### 課題 A
記録のうち「gender」という文字列を含む行がいくつあるか、その数だけを答えてください。大文字と小文字は区別します。

IoTパートナーコミュニティフォーラム 2017 開催レポート(4)

IoTパートナーコミュニティフォーラム、午後からのプログラムでは、Aホール、Bホールの2部屋に分かれ、Season-3にあたる今ターム(2017年7月〜2017年12月)での活動成果を報告するとともに、Season-4 (2018年1月〜6月) の活動計画が共有されました。合間には協賛企業からの発表もありました。

今回は、Bホールで行われた各WGの活動報告についてレポートします。

店舗のIoT化は現場のアクションにどう落とし込むかがカギ

流通WGは、シーズン1から一貫して、店頭での顧客アクションにつなげるための、オムニチャネル時代のIoT活用をテーマに活動してきました。センサー、通信、その他デバイスを組み合わせて、流通業界向けのPoCを構築してきました。シーズン1はオイシックスドット大地の食料品店舗へ環境センサーや人数カウンター、性別・年代識別センサー等を設置し、ネットとは異なりリアル店舗では把握が難しい属性情報を取得できる仕組みを実現しました。この実験を通して、既存店へのセンサー類の設置や安定した通信の確保など、技術的な課題が明らかになったとのこと。

続くシーズン2では新設の別店舗にて実験を行いました。可視化されたデータを、売上げにつなげる具体的アクションへどう落とし込むか、ここをクリアにしないと本格導入が難しいという課題が明確になりました。そして今シーズンは、小売業者に向けた、売上向上につながる施策の提案および検証のお願いをしました。しかし現場の理解を得るのが難しく、即効性を求める現場と長期的視点の経営層に意識の乖離があることがわかりました。IoT活用はより大きな視点での考えが必要となることから、来シーズンはサプライチェーン全体を俯瞰し、ものの流れのみならず、人の行動・意識を考慮した新しいソリューションの考察を目指します。(発表者:オプテックス株式会社 中村明彦氏)

配達日報のデジタル化と車両動態データの統合により見えること

物流WGは前シーズンの発足以来「物流に関わる人々の満足度向上」を目標に掲げ、今シーズンは配達日報のデジタル化と車両動態データとの統合を実施しました。当日の発表では、働き手が減る中で荷物の小口化、配送の多様化による手間が増加しているという物流業界を取り巻く環境をふまえ、改めて物流に関わる人々の課題を整理しました。なかでも、配送ドライバーには、長時間労働や納品先からの要望の多様化(クレームや再配達依頼)、配送ノウハウ(ルートや駐車スペース等)の伝承の難しさという課題があるとのこと。また荷物を受け取る人には、荷物を受け取るための時間的拘束や、タイミングが合わず荷物を受け取れないことが課題として挙げられました。WGでは、再配達問題として注目されているこれら2者の課題に注目し、両者が満足できる仕組みづくりを目指し、今回の実験を実施しました。

### 提供された記録

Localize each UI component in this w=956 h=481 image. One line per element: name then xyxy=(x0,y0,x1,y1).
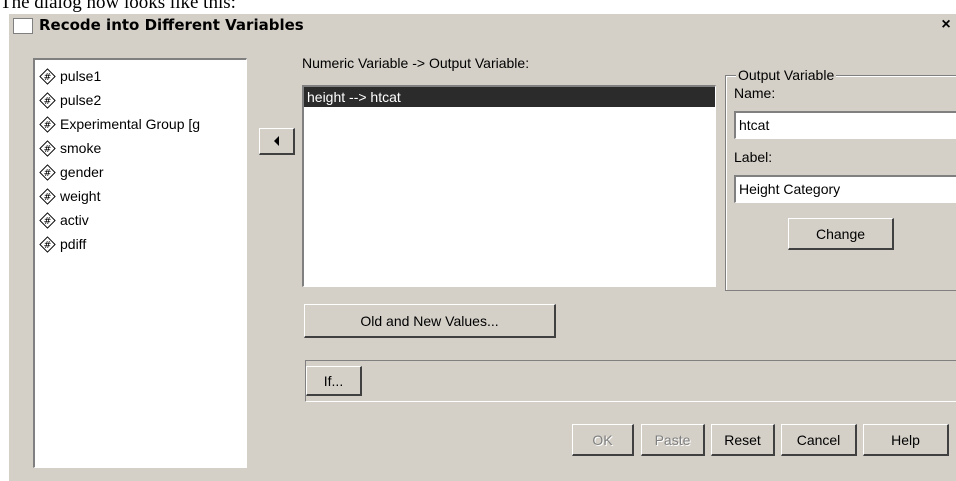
numeric-variable-icon: # xyxy=(39,235,56,253)
variable-label: weight xyxy=(60,188,101,204)
numeric-variable-icon: # xyxy=(39,211,56,229)
variable-label: Experimental Group [g xyxy=(60,116,201,132)
variable-item[interactable]: # activ xyxy=(39,208,246,232)
variable-item[interactable]: # smoke xyxy=(39,136,246,160)
numeric-output-list[interactable]: height --> htcat xyxy=(302,85,716,287)
numeric-variable-icon: # xyxy=(39,67,56,85)
name-field[interactable]: htcat xyxy=(734,111,956,139)
move-variable-button[interactable] xyxy=(259,128,295,155)
numeric-output-heading: Numeric Variable -> Output Variable: xyxy=(302,55,530,71)
svg-text:#: # xyxy=(44,215,52,226)
variable-item[interactable]: # pulse2 xyxy=(39,88,246,112)
variable-label: smoke xyxy=(60,140,102,156)
help-button[interactable]: Help xyxy=(863,424,949,456)
output-variable-group: Output Variable Name: htcat Label: Heigh… xyxy=(725,67,956,291)
title-bar[interactable]: Recode into Different Variables × xyxy=(9,14,956,38)
window-icon xyxy=(13,18,33,34)
variable-item[interactable]: # pdiff xyxy=(39,232,246,256)
svg-text:#: # xyxy=(44,143,52,154)
variable-label: pulse2 xyxy=(60,92,102,108)
variable-label: pdiff xyxy=(60,236,87,252)
numeric-variable-icon: # xyxy=(39,163,56,181)
variable-label: activ xyxy=(60,212,89,228)
cancel-button[interactable]: Cancel xyxy=(781,424,857,456)
recode-dialog: Recode into Different Variables × # pulse… xyxy=(8,13,956,481)
numeric-variable-icon: # xyxy=(39,91,56,109)
close-icon[interactable]: × xyxy=(938,17,954,33)
variable-label: pulse1 xyxy=(60,68,102,84)
numeric-variable-icon: # xyxy=(39,115,56,133)
paste-button[interactable]: Paste xyxy=(641,424,705,456)
variable-item[interactable]: # Experimental Group [g xyxy=(39,112,246,136)
variable-item[interactable]: # weight xyxy=(39,184,246,208)
svg-text:#: # xyxy=(44,119,52,130)
label-label: Label: xyxy=(734,149,773,165)
left-arrow-icon xyxy=(274,136,279,146)
svg-text:#: # xyxy=(44,71,52,82)
reset-button[interactable]: Reset xyxy=(711,424,775,456)
ok-button[interactable]: OK xyxy=(572,424,634,456)
list-item[interactable]: height --> htcat xyxy=(304,87,715,107)
svg-text:#: # xyxy=(44,191,52,202)
numeric-variable-icon: # xyxy=(39,187,56,205)
change-button[interactable]: Change xyxy=(788,218,894,250)
label-field[interactable]: Height Category xyxy=(734,175,956,203)
window-title: Recode into Different Variables xyxy=(39,16,304,34)
variable-label: gender xyxy=(60,164,104,180)
svg-text:#: # xyxy=(44,167,52,178)
if-button[interactable]: If... xyxy=(306,366,362,396)
variable-item[interactable]: # pulse1 xyxy=(39,64,246,88)
numeric-variable-icon: # xyxy=(39,139,56,157)
old-new-values-button[interactable]: Old and New Values... xyxy=(304,304,556,338)
source-variable-list[interactable]: # pulse1 # pulse2 # Experimental Group [g # smo… xyxy=(33,58,247,468)
group-title: Output Variable xyxy=(736,67,837,83)
svg-text:#: # xyxy=(44,95,52,106)
document-caption: The dialog now looks like this: xyxy=(0,0,236,13)
if-panel xyxy=(305,360,956,402)
variable-item[interactable]: # gender xyxy=(39,160,246,184)
svg-text:#: # xyxy=(44,239,52,250)
name-label: Name: xyxy=(734,85,776,101)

### 課題 B
抜粋の内容をもとに、次の問いに答えよ。
(i) Season-3にあたる今タームの期間はいつからいつまでか。
(ii) 流通WGがシーズン1でセンサー類を設置したのはどの店舗か。
(iii) 物流WGが今シーズンに実施したことは何か。

### 解答 A
2

### 解答 B
(i) 2017年7月から2017年12月まで。
(ii) オイシックスドット大地の食料品店舗。
(iii) 配達日報のデジタル化と車両動態データとの統合。